◆ SHORT EXERCISE: Transcribe all of the data exactly. Omit the pictures.

** Begin DATASET ENTRIES **

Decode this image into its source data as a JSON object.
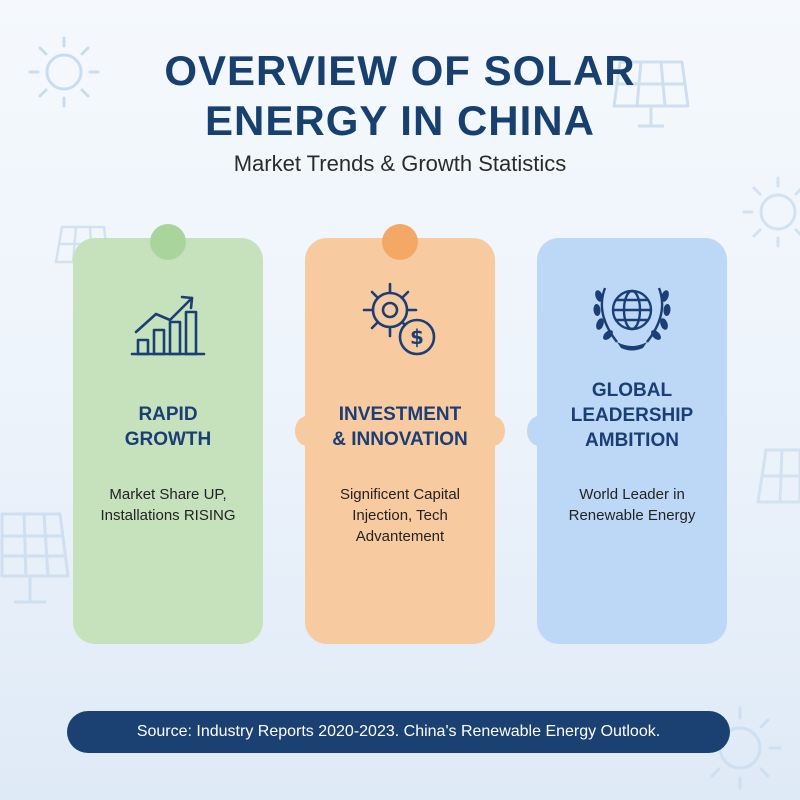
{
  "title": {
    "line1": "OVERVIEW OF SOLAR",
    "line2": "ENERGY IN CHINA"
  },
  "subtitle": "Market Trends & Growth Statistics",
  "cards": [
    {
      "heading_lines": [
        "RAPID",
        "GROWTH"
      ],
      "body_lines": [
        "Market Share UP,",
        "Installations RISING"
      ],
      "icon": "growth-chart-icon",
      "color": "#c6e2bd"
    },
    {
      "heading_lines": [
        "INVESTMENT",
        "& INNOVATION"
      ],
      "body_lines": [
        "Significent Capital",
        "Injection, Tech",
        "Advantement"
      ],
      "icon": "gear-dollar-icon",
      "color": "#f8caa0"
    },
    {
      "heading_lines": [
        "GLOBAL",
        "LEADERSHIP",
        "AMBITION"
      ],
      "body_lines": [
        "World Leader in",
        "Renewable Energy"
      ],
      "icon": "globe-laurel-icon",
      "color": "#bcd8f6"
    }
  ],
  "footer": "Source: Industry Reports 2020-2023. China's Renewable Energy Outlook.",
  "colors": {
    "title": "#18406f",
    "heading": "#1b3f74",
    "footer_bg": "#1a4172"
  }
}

** End DATASET ENTRIES **

◆ FULL OUTPUT:
Decode this image into its source data as a JSON object.
{
  "title": {
    "line1": "OVERVIEW OF SOLAR",
    "line2": "ENERGY IN CHINA"
  },
  "subtitle": "Market Trends & Growth Statistics",
  "cards": [
    {
      "heading_lines": [
        "RAPID",
        "GROWTH"
      ],
      "body_lines": [
        "Market Share UP,",
        "Installations RISING"
      ],
      "icon": "growth-chart-icon",
      "color": "#c6e2bd"
    },
    {
      "heading_lines": [
        "INVESTMENT",
        "& INNOVATION"
      ],
      "body_lines": [
        "Significent Capital",
        "Injection, Tech",
        "Advantement"
      ],
      "icon": "gear-dollar-icon",
      "color": "#f8caa0"
    },
    {
      "heading_lines": [
        "GLOBAL",
        "LEADERSHIP",
        "AMBITION"
      ],
      "body_lines": [
        "World Leader in",
        "Renewable Energy"
      ],
      "icon": "globe-laurel-icon",
      "color": "#bcd8f6"
    }
  ],
  "footer": "Source: Industry Reports 2020-2023. China's Renewable Energy Outlook.",
  "colors": {
    "title": "#18406f",
    "heading": "#1b3f74",
    "footer_bg": "#1a4172"
  }
}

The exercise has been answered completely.